A run of records:
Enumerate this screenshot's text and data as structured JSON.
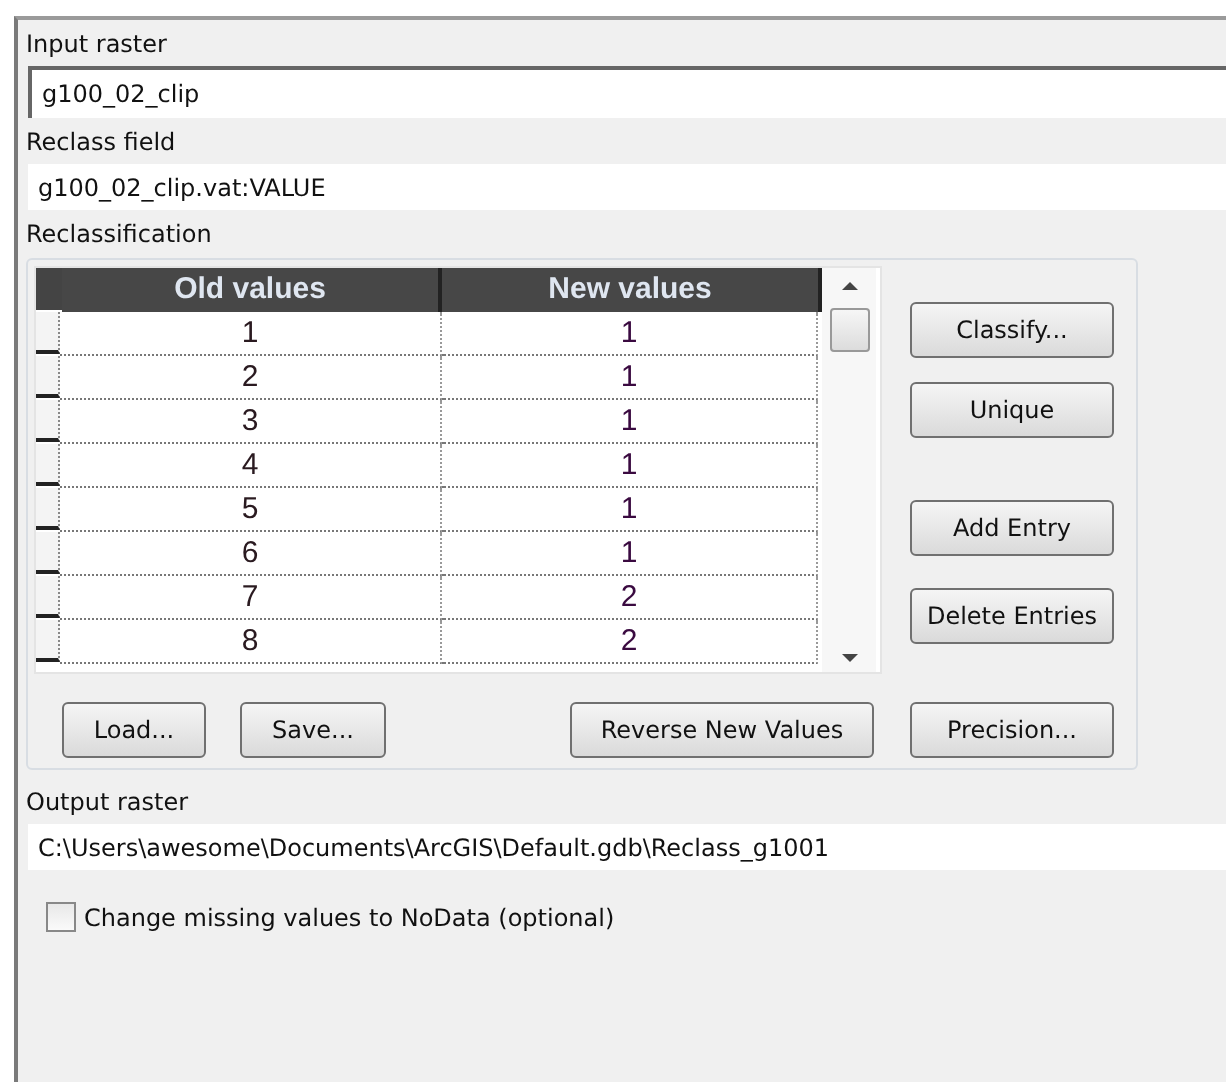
{
  "input_raster": {
    "label": "Input raster",
    "value": "g100_02_clip"
  },
  "reclass_field": {
    "label": "Reclass field",
    "value": "g100_02_clip.vat:VALUE"
  },
  "reclassification": {
    "label": "Reclassification",
    "columns": [
      "Old values",
      "New values"
    ],
    "rows": [
      {
        "old": "1",
        "new": "1"
      },
      {
        "old": "2",
        "new": "1"
      },
      {
        "old": "3",
        "new": "1"
      },
      {
        "old": "4",
        "new": "1"
      },
      {
        "old": "5",
        "new": "1"
      },
      {
        "old": "6",
        "new": "1"
      },
      {
        "old": "7",
        "new": "2"
      },
      {
        "old": "8",
        "new": "2"
      }
    ],
    "side_buttons": [
      "Classify...",
      "Unique",
      "Add Entry",
      "Delete Entries"
    ],
    "bottom_buttons": [
      "Load...",
      "Save...",
      "Reverse New Values",
      "Precision..."
    ]
  },
  "output_raster": {
    "label": "Output raster",
    "value": "C:\\Users\\awesome\\Documents\\ArcGIS\\Default.gdb\\Reclass_g1001"
  },
  "change_missing": {
    "label": "Change missing values to NoData (optional)",
    "checked": false
  }
}
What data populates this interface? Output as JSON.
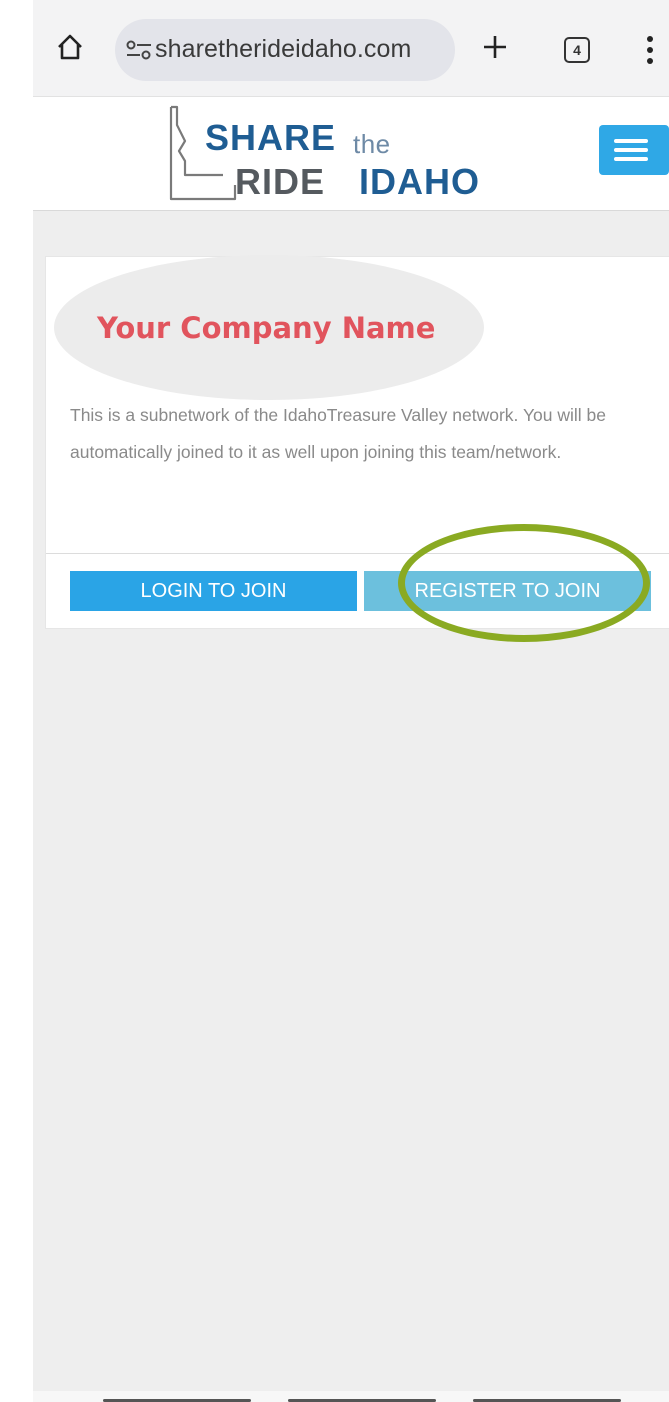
{
  "browser": {
    "url": "sharetherideidaho.com",
    "tab_count": "4",
    "icons": [
      "home-icon",
      "site-settings-icon",
      "new-tab-icon",
      "tabs-icon",
      "more-menu-icon"
    ]
  },
  "header": {
    "logo": {
      "share": "SHARE",
      "the": "the",
      "ride": "RIDE",
      "idaho": "IDAHO"
    },
    "menu_icon": "hamburger-icon",
    "menu_color": "#2fa8e6"
  },
  "card": {
    "company_name": "Your Company Name",
    "company_color": "#e1545d",
    "description": "This is a subnetwork of the IdahoTreasure Valley network. You will be automatically joined to it as well upon joining this team/network.",
    "login_button": "LOGIN TO JOIN",
    "register_button": "REGISTER TO JOIN",
    "login_color": "#2aa4e6",
    "register_color": "#6cc0dd"
  },
  "annotation": {
    "highlight_color": "#8aaa22"
  }
}
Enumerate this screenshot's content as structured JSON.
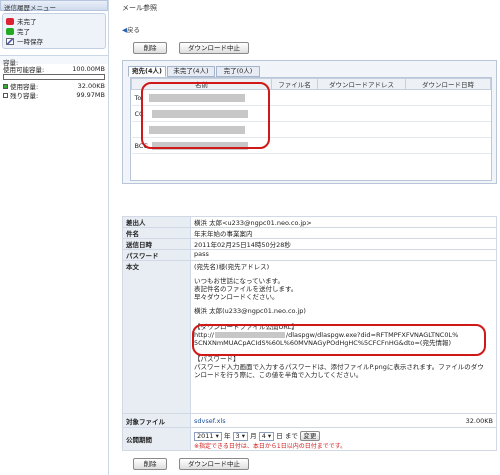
{
  "sidebar": {
    "header": "送信履歴メニュー",
    "items": [
      {
        "label": "未完了",
        "icon": "unfinished-icon"
      },
      {
        "label": "完了",
        "icon": "finished-icon"
      },
      {
        "label": "一時保存",
        "icon": "draft-icon"
      }
    ],
    "capacity": {
      "header": "容量:",
      "available_label": "使用可能容量:",
      "available_value": "100.00MB",
      "used_label": "使用容量:",
      "used_value": "32.00KB",
      "remaining_label": "残り容量:",
      "remaining_value": "99.97MB",
      "used_fraction": 0.0003
    }
  },
  "main": {
    "title": "メール参照",
    "back_label": "戻る",
    "delete_label": "削除",
    "stop_label": "ダウンロード中止",
    "tabs": [
      "宛先(4人)",
      "未完了(4人)",
      "完了(0人)"
    ],
    "recipients": {
      "headers": [
        "名前",
        "ファイル名",
        "ダウンロードアドレス",
        "ダウンロード日時"
      ],
      "rows": [
        {
          "kind": "To"
        },
        {
          "kind": "CC"
        },
        {
          "kind": ""
        },
        {
          "kind": "BCC"
        }
      ]
    },
    "details": {
      "sender_label": "差出人",
      "sender_value": "横浜 太郎<u233@ngpc01.neo.co.jp>",
      "subject_label": "件名",
      "subject_value": "年末年始の事業案内",
      "date_label": "送信日時",
      "date_value": "2011年02月25日14時50分28秒",
      "password_label": "パスワード",
      "password_value": "pass",
      "body_label": "本文",
      "body_lines": [
        "(宛先名)様(宛先アドレス)",
        "",
        "いつもお世話になっています。",
        "表記件名のファイルを送付します。",
        "早々ダウンロードください。",
        "",
        "横浜 太郎(u233@ngpc01.neo.co.jp)"
      ],
      "dl_heading": "【ダウンロードファイル公開URL】",
      "dl_url_prefix": "http://",
      "dl_url_mid": "/dlaspgw/dlaspgw.exe?did=RFTMPFXFVNAGLTNC0L%",
      "dl_url_line2": "5CNXNmMUACpACIdS%60L%60MVNAGyPOdHgHC%5CFCFnHG&dto=(宛先情報)",
      "pw_heading": "【パスワード】",
      "pw_text": "パスワード入力画面で入力するパスワードは、添付ファイルP.pngに表示されます。ファイルのダウンロードを行う際に、この値を半角で入力してください。",
      "file_label": "対象ファイル",
      "file_name": "sdvsef.xls",
      "file_size": "32.00KB",
      "period_label": "公開期間",
      "year": "2011",
      "year_unit": "年",
      "month": "3",
      "month_unit": "月",
      "day": "4",
      "day_unit": "日",
      "until": "まで",
      "change_label": "変更",
      "period_note": "※指定できる日付は、本日から1日以内の日付までです。"
    }
  },
  "colors": {
    "highlight": "#d01818",
    "header_bg": "#e8edf4"
  }
}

Set exercise:
In this exercise, set down all of the data exactly, without the pictures.

Solved problem:
Enumerate this screenshot's text and data as structured JSON.
{
  "input_raster": {
    "label": "Input raster",
    "value": "g100_02_clip"
  },
  "reclass_field": {
    "label": "Reclass field",
    "value": "g100_02_clip.vat:VALUE"
  },
  "reclassification": {
    "label": "Reclassification",
    "columns": [
      "Old values",
      "New values"
    ],
    "rows": [
      {
        "old": "1",
        "new": "1"
      },
      {
        "old": "2",
        "new": "1"
      },
      {
        "old": "3",
        "new": "1"
      },
      {
        "old": "4",
        "new": "1"
      },
      {
        "old": "5",
        "new": "1"
      },
      {
        "old": "6",
        "new": "1"
      },
      {
        "old": "7",
        "new": "2"
      },
      {
        "old": "8",
        "new": "2"
      }
    ],
    "side_buttons": [
      "Classify...",
      "Unique",
      "Add Entry",
      "Delete Entries"
    ],
    "bottom_buttons": [
      "Load...",
      "Save...",
      "Reverse New Values",
      "Precision..."
    ]
  },
  "output_raster": {
    "label": "Output raster",
    "value": "C:\\Users\\awesome\\Documents\\ArcGIS\\Default.gdb\\Reclass_g1001"
  },
  "change_missing": {
    "label": "Change missing values to NoData (optional)",
    "checked": false
  }
}
What data populates this interface? Output as JSON.
{
  "browser": {
    "url": "sharetherideidaho.com",
    "tab_count": "4",
    "icons": [
      "home-icon",
      "site-settings-icon",
      "new-tab-icon",
      "tabs-icon",
      "more-menu-icon"
    ]
  },
  "header": {
    "logo": {
      "share": "SHARE",
      "the": "the",
      "ride": "RIDE",
      "idaho": "IDAHO"
    },
    "menu_icon": "hamburger-icon",
    "menu_color": "#2fa8e6"
  },
  "card": {
    "company_name": "Your Company Name",
    "company_color": "#e1545d",
    "description": "This is a subnetwork of the IdahoTreasure Valley network. You will be automatically joined to it as well upon joining this team/network.",
    "login_button": "LOGIN TO JOIN",
    "register_button": "REGISTER TO JOIN",
    "login_color": "#2aa4e6",
    "register_color": "#6cc0dd"
  },
  "annotation": {
    "highlight_color": "#8aaa22"
  }
}
Enumerate this screenshot's content as structured JSON.
{
  "sidebar": {
    "header": "送信履歴メニュー",
    "items": [
      {
        "label": "未完了",
        "icon": "unfinished-icon"
      },
      {
        "label": "完了",
        "icon": "finished-icon"
      },
      {
        "label": "一時保存",
        "icon": "draft-icon"
      }
    ],
    "capacity": {
      "header": "容量:",
      "available_label": "使用可能容量:",
      "available_value": "100.00MB",
      "used_label": "使用容量:",
      "used_value": "32.00KB",
      "remaining_label": "残り容量:",
      "remaining_value": "99.97MB",
      "used_fraction": 0.0003
    }
  },
  "main": {
    "title": "メール参照",
    "back_label": "戻る",
    "delete_label": "削除",
    "stop_label": "ダウンロード中止",
    "tabs": [
      "宛先(4人)",
      "未完了(4人)",
      "完了(0人)"
    ],
    "recipients": {
      "headers": [
        "名前",
        "ファイル名",
        "ダウンロードアドレス",
        "ダウンロード日時"
      ],
      "rows": [
        {
          "kind": "To"
        },
        {
          "kind": "CC"
        },
        {
          "kind": ""
        },
        {
          "kind": "BCC"
        }
      ]
    },
    "details": {
      "sender_label": "差出人",
      "sender_value": "横浜 太郎<u233@ngpc01.neo.co.jp>",
      "subject_label": "件名",
      "subject_value": "年末年始の事業案内",
      "date_label": "送信日時",
      "date_value": "2011年02月25日14時50分28秒",
      "password_label": "パスワード",
      "password_value": "pass",
      "body_label": "本文",
      "body_lines": [
        "(宛先名)様(宛先アドレス)",
        "",
        "いつもお世話になっています。",
        "表記件名のファイルを送付します。",
        "早々ダウンロードください。",
        "",
        "横浜 太郎(u233@ngpc01.neo.co.jp)"
      ],
      "dl_heading": "【ダウンロードファイル公開URL】",
      "dl_url_prefix": "http://",
      "dl_url_mid": "/dlaspgw/dlaspgw.exe?did=RFTMPFXFVNAGLTNC0L%",
      "dl_url_line2": "5CNXNmMUACpACIdS%60L%60MVNAGyPOdHgHC%5CFCFnHG&dto=(宛先情報)",
      "pw_heading": "【パスワード】",
      "pw_text": "パスワード入力画面で入力するパスワードは、添付ファイルP.pngに表示されます。ファイルのダウンロードを行う際に、この値を半角で入力してください。",
      "file_label": "対象ファイル",
      "file_name": "sdvsef.xls",
      "file_size": "32.00KB",
      "period_label": "公開期間",
      "year": "2011",
      "year_unit": "年",
      "month": "3",
      "month_unit": "月",
      "day": "4",
      "day_unit": "日",
      "until": "まで",
      "change_label": "変更",
      "period_note": "※指定できる日付は、本日から1日以内の日付までです。"
    }
  },
  "colors": {
    "highlight": "#d01818",
    "header_bg": "#e8edf4"
  }
}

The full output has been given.